Your task is to copy every record exactly.
───── Given records ─────
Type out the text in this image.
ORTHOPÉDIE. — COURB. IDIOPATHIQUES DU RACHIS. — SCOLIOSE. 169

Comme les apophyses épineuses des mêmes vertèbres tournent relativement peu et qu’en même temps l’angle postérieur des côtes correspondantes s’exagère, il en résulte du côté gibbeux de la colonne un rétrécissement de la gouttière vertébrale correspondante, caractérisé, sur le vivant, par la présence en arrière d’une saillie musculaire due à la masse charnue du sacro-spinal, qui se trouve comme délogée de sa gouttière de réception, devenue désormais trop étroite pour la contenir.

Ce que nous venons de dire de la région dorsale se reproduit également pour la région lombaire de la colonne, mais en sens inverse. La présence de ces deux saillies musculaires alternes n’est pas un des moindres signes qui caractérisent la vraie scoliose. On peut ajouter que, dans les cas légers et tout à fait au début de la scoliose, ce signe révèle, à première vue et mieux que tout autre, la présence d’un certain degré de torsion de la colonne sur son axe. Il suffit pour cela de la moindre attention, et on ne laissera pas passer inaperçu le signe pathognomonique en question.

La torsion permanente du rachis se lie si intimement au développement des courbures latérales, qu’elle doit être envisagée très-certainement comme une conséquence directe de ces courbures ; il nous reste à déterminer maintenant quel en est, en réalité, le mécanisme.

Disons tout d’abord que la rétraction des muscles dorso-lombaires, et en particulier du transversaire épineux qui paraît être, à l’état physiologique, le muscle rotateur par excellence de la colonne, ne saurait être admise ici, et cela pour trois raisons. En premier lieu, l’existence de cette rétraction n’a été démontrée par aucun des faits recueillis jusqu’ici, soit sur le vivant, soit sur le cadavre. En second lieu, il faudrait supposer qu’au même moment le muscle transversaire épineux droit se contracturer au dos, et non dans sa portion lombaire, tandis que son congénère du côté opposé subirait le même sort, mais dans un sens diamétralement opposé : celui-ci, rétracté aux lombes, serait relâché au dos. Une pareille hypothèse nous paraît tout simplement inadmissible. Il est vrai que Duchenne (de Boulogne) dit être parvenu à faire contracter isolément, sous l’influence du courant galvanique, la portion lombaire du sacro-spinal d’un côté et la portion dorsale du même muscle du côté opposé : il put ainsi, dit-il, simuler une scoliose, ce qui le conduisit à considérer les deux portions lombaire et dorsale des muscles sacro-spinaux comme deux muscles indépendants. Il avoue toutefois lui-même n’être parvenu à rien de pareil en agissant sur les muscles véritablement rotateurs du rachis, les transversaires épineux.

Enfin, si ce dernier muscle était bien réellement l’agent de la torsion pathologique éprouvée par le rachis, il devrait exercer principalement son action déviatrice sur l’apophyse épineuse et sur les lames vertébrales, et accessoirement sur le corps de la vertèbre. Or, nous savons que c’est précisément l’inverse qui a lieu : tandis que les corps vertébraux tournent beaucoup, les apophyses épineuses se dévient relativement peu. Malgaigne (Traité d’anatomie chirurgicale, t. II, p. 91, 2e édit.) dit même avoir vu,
─────
* _Answer to the problem_:
Type out the text in this image.
ORTHOPÉDIE. — COURB. IDIOPATHIQUES DU RACHIS. — SCOLIOSE. 169

Comme les apophyses épineuses des mêmes vertèbres tournent relativement peu et qu’en même temps l’angle postérieur des côtes correspondantes s’exagère, il en résulte du côté gibbeux de la colonne un rétrécissement de la gouttière vertébrale correspondante, caractérisé, sur le vivant, par la présence en arrière d’une saillie musculaire due à la masse charnue du sacro-spinal, qui se trouve comme délogée de sa gouttière de réception, devenue désormais trop étroite pour la contenir.

Ce que nous venons de dire de la région dorsale se reproduit également pour la région lombaire de la colonne, mais en sens inverse. La présence de ces deux saillies musculaires alternes n’est pas un des moindres signes qui caractérisent la vraie scoliose. On peut ajouter que, dans les cas légers et tout à fait au début de la scoliose, ce signe révèle, à première vue et mieux que tout autre, la présence d’un certain degré de torsion de la colonne sur son axe. Il suffit pour cela de la moindre attention, et on ne laissera pas passer inaperçu le signe pathognomonique en question.

La torsion permanente du rachis se lie si intimement au développement des courbures latérales, qu’elle doit être envisagée très-certainement comme une conséquence directe de ces courbures ; il nous reste à déterminer maintenant quel en est, en réalité, le mécanisme.

Disons tout d’abord que la rétraction des muscles dorso-lombaires, et en particulier du transversaire épineux qui paraît être, à l’état physiologique, le muscle rotateur par excellence de la colonne, ne saurait être admise ici, et cela pour trois raisons. En premier lieu, l’existence de cette rétraction n’a été démontrée par aucun des faits recueillis jusqu’ici, soit sur le vivant, soit sur le cadavre. En second lieu, il faudrait supposer qu’au même moment le muscle transversaire épineux droit se contracturer au dos, et non dans sa portion lombaire, tandis que son congénère du côté opposé subirait le même sort, mais dans un sens diamétralement opposé : celui-ci, rétracté aux lombes, serait relâché au dos. Une pareille hypothèse nous paraît tout simplement inadmissible. Il est vrai que Duchenne (de Boulogne) dit être parvenu à faire contracter isolément, sous l’influence du courant galvanique, la portion lombaire du sacro-spinal d’un côté et la portion dorsale du même muscle du côté opposé : il put ainsi, dit-il, simuler une scoliose, ce qui le conduisit à considérer les deux portions lombaire et dorsale des muscles sacro-spinaux comme deux muscles indépendants. Il avoue toutefois lui-même n’être parvenu à rien de pareil en agissant sur les muscles véritablement rotateurs du rachis, les transversaires épineux.

Enfin, si ce dernier muscle était bien réellement l’agent de la torsion pathologique éprouvée par le rachis, il devrait exercer principalement son action déviatrice sur l’apophyse épineuse et sur les lames vertébrales, et accessoirement sur le corps de la vertèbre. Or, nous savons que c’est précisément l’inverse qui a lieu : tandis que les corps vertébraux tournent beaucoup, les apophyses épineuses se dévient relativement peu. Malgaigne (Traité d’anatomie chirurgicale, t. II, p. 91, 2e édit.) dit même avoir vu,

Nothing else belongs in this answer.